[Data items]
##########

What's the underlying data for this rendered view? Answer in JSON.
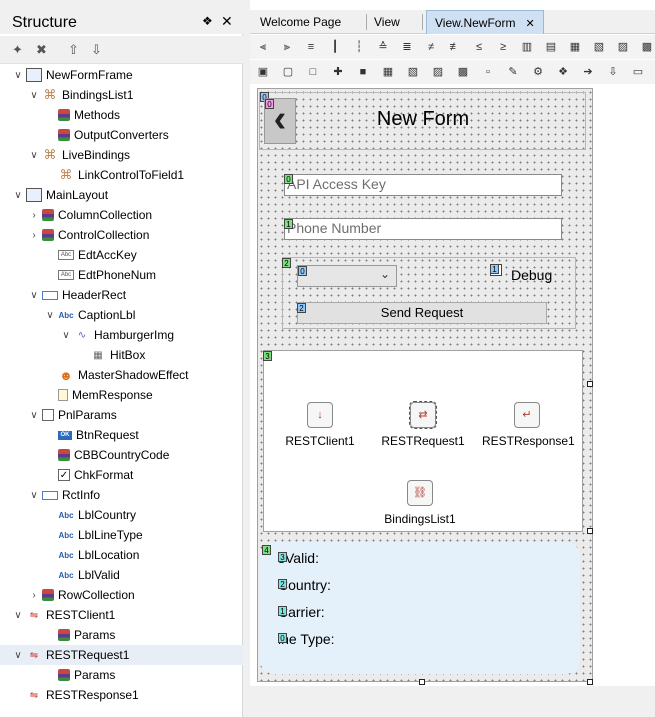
{
  "structure": {
    "title": "Structure",
    "pin_glyph": "❖",
    "close_glyph": "✕",
    "toolbar": [
      "✦",
      "✖",
      "⇧",
      "⇩"
    ],
    "items": [
      {
        "label": "NewFormFrame",
        "chev": "∨",
        "icon": "frame"
      },
      {
        "label": "BindingsList1",
        "chev": "∨",
        "icon": "bind"
      },
      {
        "label": "Methods",
        "chev": "",
        "icon": "comp"
      },
      {
        "label": "OutputConverters",
        "chev": "",
        "icon": "comp"
      },
      {
        "label": "LiveBindings",
        "chev": "∨",
        "icon": "bind"
      },
      {
        "label": "LinkControlToField1",
        "chev": "",
        "icon": "bind"
      },
      {
        "label": "MainLayout",
        "chev": "∨",
        "icon": "frame"
      },
      {
        "label": "ColumnCollection",
        "chev": "›",
        "icon": "comp"
      },
      {
        "label": "ControlCollection",
        "chev": "›",
        "icon": "comp"
      },
      {
        "label": "EdtAccKey",
        "chev": "",
        "icon": "edit"
      },
      {
        "label": "EdtPhoneNum",
        "chev": "",
        "icon": "edit"
      },
      {
        "label": "HeaderRect",
        "chev": "∨",
        "icon": "rect"
      },
      {
        "label": "CaptionLbl",
        "chev": "∨",
        "icon": "abc"
      },
      {
        "label": "HamburgerImg",
        "chev": "∨",
        "icon": "img"
      },
      {
        "label": "HitBox",
        "chev": "",
        "icon": "hit"
      },
      {
        "label": "MasterShadowEffect",
        "chev": "",
        "icon": "smile"
      },
      {
        "label": "MemResponse",
        "chev": "",
        "icon": "doc"
      },
      {
        "label": "PnlParams",
        "chev": "∨",
        "icon": "chk"
      },
      {
        "label": "BtnRequest",
        "chev": "",
        "icon": "ok"
      },
      {
        "label": "CBBCountryCode",
        "chev": "",
        "icon": "comp"
      },
      {
        "label": "ChkFormat",
        "chev": "",
        "icon": "chkon"
      },
      {
        "label": "RctInfo",
        "chev": "∨",
        "icon": "rect"
      },
      {
        "label": "LblCountry",
        "chev": "",
        "icon": "abc"
      },
      {
        "label": "LblLineType",
        "chev": "",
        "icon": "abc"
      },
      {
        "label": "LblLocation",
        "chev": "",
        "icon": "abc"
      },
      {
        "label": "LblValid",
        "chev": "",
        "icon": "abc"
      },
      {
        "label": "RowCollection",
        "chev": "›",
        "icon": "comp"
      },
      {
        "label": "RESTClient1",
        "chev": "∨",
        "icon": "rest"
      },
      {
        "label": "Params",
        "chev": "",
        "icon": "comp"
      },
      {
        "label": "RESTRequest1",
        "chev": "∨",
        "icon": "rest",
        "selected": true
      },
      {
        "label": "Params",
        "chev": "",
        "icon": "comp"
      },
      {
        "label": "RESTResponse1",
        "chev": "",
        "icon": "rest"
      }
    ]
  },
  "tabs": [
    {
      "label": "Welcome Page",
      "active": false
    },
    {
      "label": "View",
      "active": false
    },
    {
      "label": "View.NewForm",
      "active": true
    }
  ],
  "tab_close": "✕",
  "form": {
    "back_glyph": "‹",
    "caption": "New Form",
    "api_placeholder": "API Access Key",
    "phone_placeholder": "Phone Number",
    "combo_arrow": "⌄",
    "debug_label": "Debug",
    "send_label": "Send Request",
    "components": [
      {
        "label": "RESTClient1",
        "glyph": "↓"
      },
      {
        "label": "RESTRequest1",
        "glyph": "⇄"
      },
      {
        "label": "RESTResponse1",
        "glyph": "↵"
      },
      {
        "label": "BindingsList1",
        "glyph": "⛓"
      }
    ],
    "info_lines": [
      "sValid:",
      "Country:",
      "Carrier:",
      "ine Type:"
    ],
    "badges": {
      "header": "0",
      "back": "0",
      "api": "0",
      "phone": "1",
      "pnl": "2",
      "combo": "0",
      "chk": "1",
      "send": "2",
      "nv": "3",
      "rect": "4",
      "info": [
        "3",
        "2",
        "1",
        "0"
      ]
    }
  }
}
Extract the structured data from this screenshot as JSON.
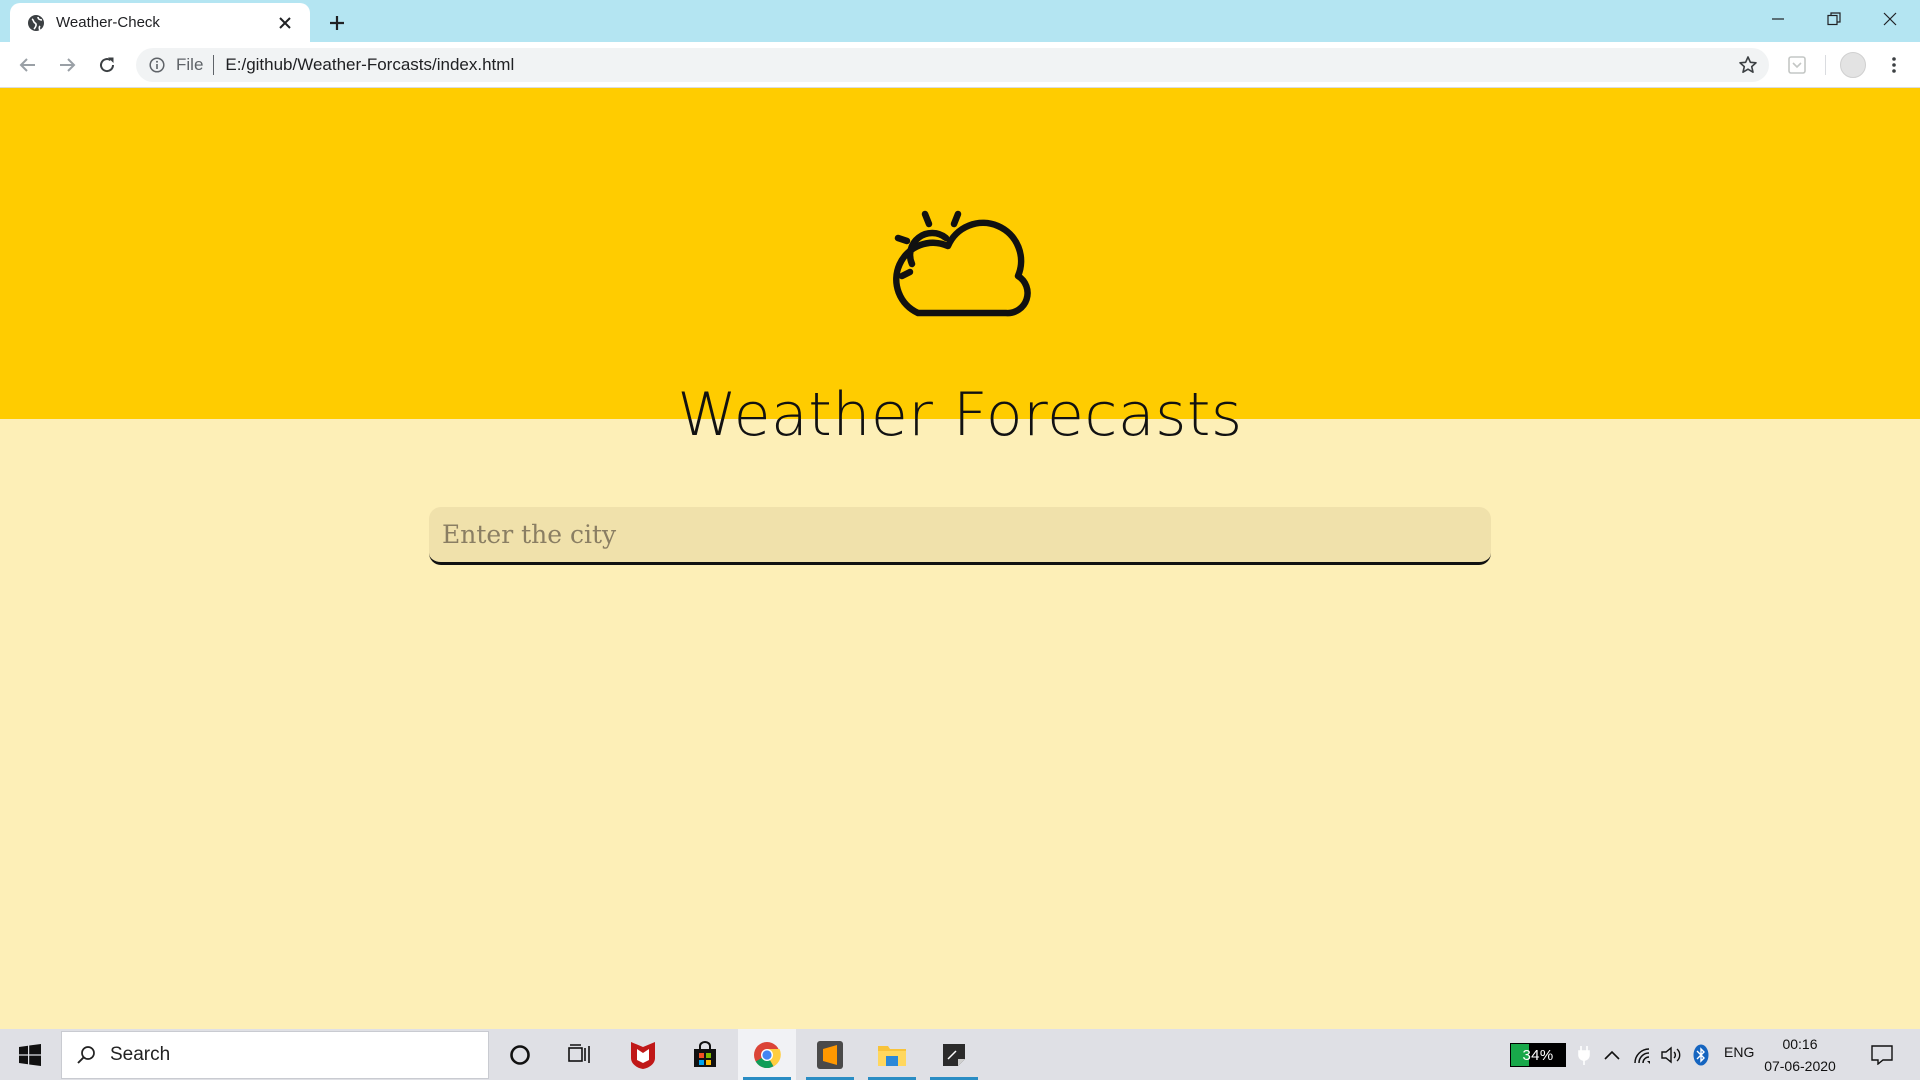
{
  "browser": {
    "tab_title": "Weather-Check",
    "address_scheme": "File",
    "address_url": "E:/github/Weather-Forcasts/index.html"
  },
  "page": {
    "title": "Weather Forecasts",
    "search_placeholder": "Enter the city",
    "colors": {
      "hero": "#ffcc00",
      "background": "#fdefb7",
      "input": "#f0e1ab"
    }
  },
  "taskbar": {
    "search_label": "Search",
    "battery_percent": 34,
    "battery_label": "34%",
    "language": "ENG",
    "time": "00:16",
    "date": "07-06-2020",
    "apps": [
      "task-view",
      "mcafee",
      "microsoft-store",
      "chrome",
      "sublime-text",
      "file-explorer",
      "sticky-notes"
    ]
  }
}
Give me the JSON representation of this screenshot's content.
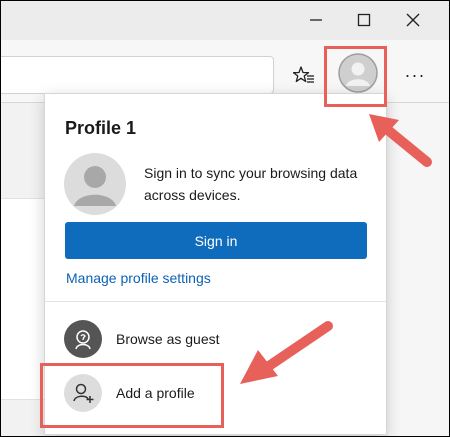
{
  "window": {
    "minimize_icon": "minimize-icon",
    "maximize_icon": "maximize-icon",
    "close_icon": "close-icon"
  },
  "toolbar": {
    "favorites_icon": "favorites-star-icon",
    "profile_icon": "profile-avatar-icon",
    "more_label": "···"
  },
  "profile_menu": {
    "title": "Profile 1",
    "sign_in_message": "Sign in to sync your browsing data across devices.",
    "sign_in_button": "Sign in",
    "manage_link": "Manage profile settings",
    "guest_label": "Browse as guest",
    "add_profile_label": "Add a profile"
  },
  "colors": {
    "accent": "#0f6cbd",
    "link": "#0b62b4",
    "highlight": "#e8605a"
  }
}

##########

PROBLEM DESCRIPTION:
Copy the records above exactly. The pictures are not part of the copy.

TASK RESULT:
What's the underlying data for this rendered view? Answer in JSON.
{
  "structure": {
    "title": "Structure",
    "pin_glyph": "❖",
    "close_glyph": "✕",
    "toolbar": [
      "✦",
      "✖",
      "⇧",
      "⇩"
    ],
    "items": [
      {
        "label": "NewFormFrame",
        "chev": "∨",
        "icon": "frame"
      },
      {
        "label": "BindingsList1",
        "chev": "∨",
        "icon": "bind"
      },
      {
        "label": "Methods",
        "chev": "",
        "icon": "comp"
      },
      {
        "label": "OutputConverters",
        "chev": "",
        "icon": "comp"
      },
      {
        "label": "LiveBindings",
        "chev": "∨",
        "icon": "bind"
      },
      {
        "label": "LinkControlToField1",
        "chev": "",
        "icon": "bind"
      },
      {
        "label": "MainLayout",
        "chev": "∨",
        "icon": "frame"
      },
      {
        "label": "ColumnCollection",
        "chev": "›",
        "icon": "comp"
      },
      {
        "label": "ControlCollection",
        "chev": "›",
        "icon": "comp"
      },
      {
        "label": "EdtAccKey",
        "chev": "",
        "icon": "edit"
      },
      {
        "label": "EdtPhoneNum",
        "chev": "",
        "icon": "edit"
      },
      {
        "label": "HeaderRect",
        "chev": "∨",
        "icon": "rect"
      },
      {
        "label": "CaptionLbl",
        "chev": "∨",
        "icon": "abc"
      },
      {
        "label": "HamburgerImg",
        "chev": "∨",
        "icon": "img"
      },
      {
        "label": "HitBox",
        "chev": "",
        "icon": "hit"
      },
      {
        "label": "MasterShadowEffect",
        "chev": "",
        "icon": "smile"
      },
      {
        "label": "MemResponse",
        "chev": "",
        "icon": "doc"
      },
      {
        "label": "PnlParams",
        "chev": "∨",
        "icon": "chk"
      },
      {
        "label": "BtnRequest",
        "chev": "",
        "icon": "ok"
      },
      {
        "label": "CBBCountryCode",
        "chev": "",
        "icon": "comp"
      },
      {
        "label": "ChkFormat",
        "chev": "",
        "icon": "chkon"
      },
      {
        "label": "RctInfo",
        "chev": "∨",
        "icon": "rect"
      },
      {
        "label": "LblCountry",
        "chev": "",
        "icon": "abc"
      },
      {
        "label": "LblLineType",
        "chev": "",
        "icon": "abc"
      },
      {
        "label": "LblLocation",
        "chev": "",
        "icon": "abc"
      },
      {
        "label": "LblValid",
        "chev": "",
        "icon": "abc"
      },
      {
        "label": "RowCollection",
        "chev": "›",
        "icon": "comp"
      },
      {
        "label": "RESTClient1",
        "chev": "∨",
        "icon": "rest"
      },
      {
        "label": "Params",
        "chev": "",
        "icon": "comp"
      },
      {
        "label": "RESTRequest1",
        "chev": "∨",
        "icon": "rest",
        "selected": true
      },
      {
        "label": "Params",
        "chev": "",
        "icon": "comp"
      },
      {
        "label": "RESTResponse1",
        "chev": "",
        "icon": "rest"
      }
    ]
  },
  "tabs": [
    {
      "label": "Welcome Page",
      "active": false
    },
    {
      "label": "View",
      "active": false
    },
    {
      "label": "View.NewForm",
      "active": true
    }
  ],
  "tab_close": "✕",
  "form": {
    "back_glyph": "‹",
    "caption": "New Form",
    "api_placeholder": "API Access Key",
    "phone_placeholder": "Phone Number",
    "combo_arrow": "⌄",
    "debug_label": "Debug",
    "send_label": "Send Request",
    "components": [
      {
        "label": "RESTClient1",
        "glyph": "↓"
      },
      {
        "label": "RESTRequest1",
        "glyph": "⇄"
      },
      {
        "label": "RESTResponse1",
        "glyph": "↵"
      },
      {
        "label": "BindingsList1",
        "glyph": "⛓"
      }
    ],
    "info_lines": [
      "sValid:",
      "Country:",
      "Carrier:",
      "ine Type:"
    ],
    "badges": {
      "header": "0",
      "back": "0",
      "api": "0",
      "phone": "1",
      "pnl": "2",
      "combo": "0",
      "chk": "1",
      "send": "2",
      "nv": "3",
      "rect": "4",
      "info": [
        "3",
        "2",
        "1",
        "0"
      ]
    }
  }
}
Extract the structured data from this screenshot as JSON.
{
  "browser": {
    "tab_title": "Weather-Check",
    "address_scheme": "File",
    "address_url": "E:/github/Weather-Forcasts/index.html"
  },
  "page": {
    "title": "Weather Forecasts",
    "search_placeholder": "Enter the city",
    "colors": {
      "hero": "#ffcc00",
      "background": "#fdefb7",
      "input": "#f0e1ab"
    }
  },
  "taskbar": {
    "search_label": "Search",
    "battery_percent": 34,
    "battery_label": "34%",
    "language": "ENG",
    "time": "00:16",
    "date": "07-06-2020",
    "apps": [
      "task-view",
      "mcafee",
      "microsoft-store",
      "chrome",
      "sublime-text",
      "file-explorer",
      "sticky-notes"
    ]
  }
}
Give me the JSON representation of this screenshot's content.
{
  "window": {
    "minimize_icon": "minimize-icon",
    "maximize_icon": "maximize-icon",
    "close_icon": "close-icon"
  },
  "toolbar": {
    "favorites_icon": "favorites-star-icon",
    "profile_icon": "profile-avatar-icon",
    "more_label": "···"
  },
  "profile_menu": {
    "title": "Profile 1",
    "sign_in_message": "Sign in to sync your browsing data across devices.",
    "sign_in_button": "Sign in",
    "manage_link": "Manage profile settings",
    "guest_label": "Browse as guest",
    "add_profile_label": "Add a profile"
  },
  "colors": {
    "accent": "#0f6cbd",
    "link": "#0b62b4",
    "highlight": "#e8605a"
  }
}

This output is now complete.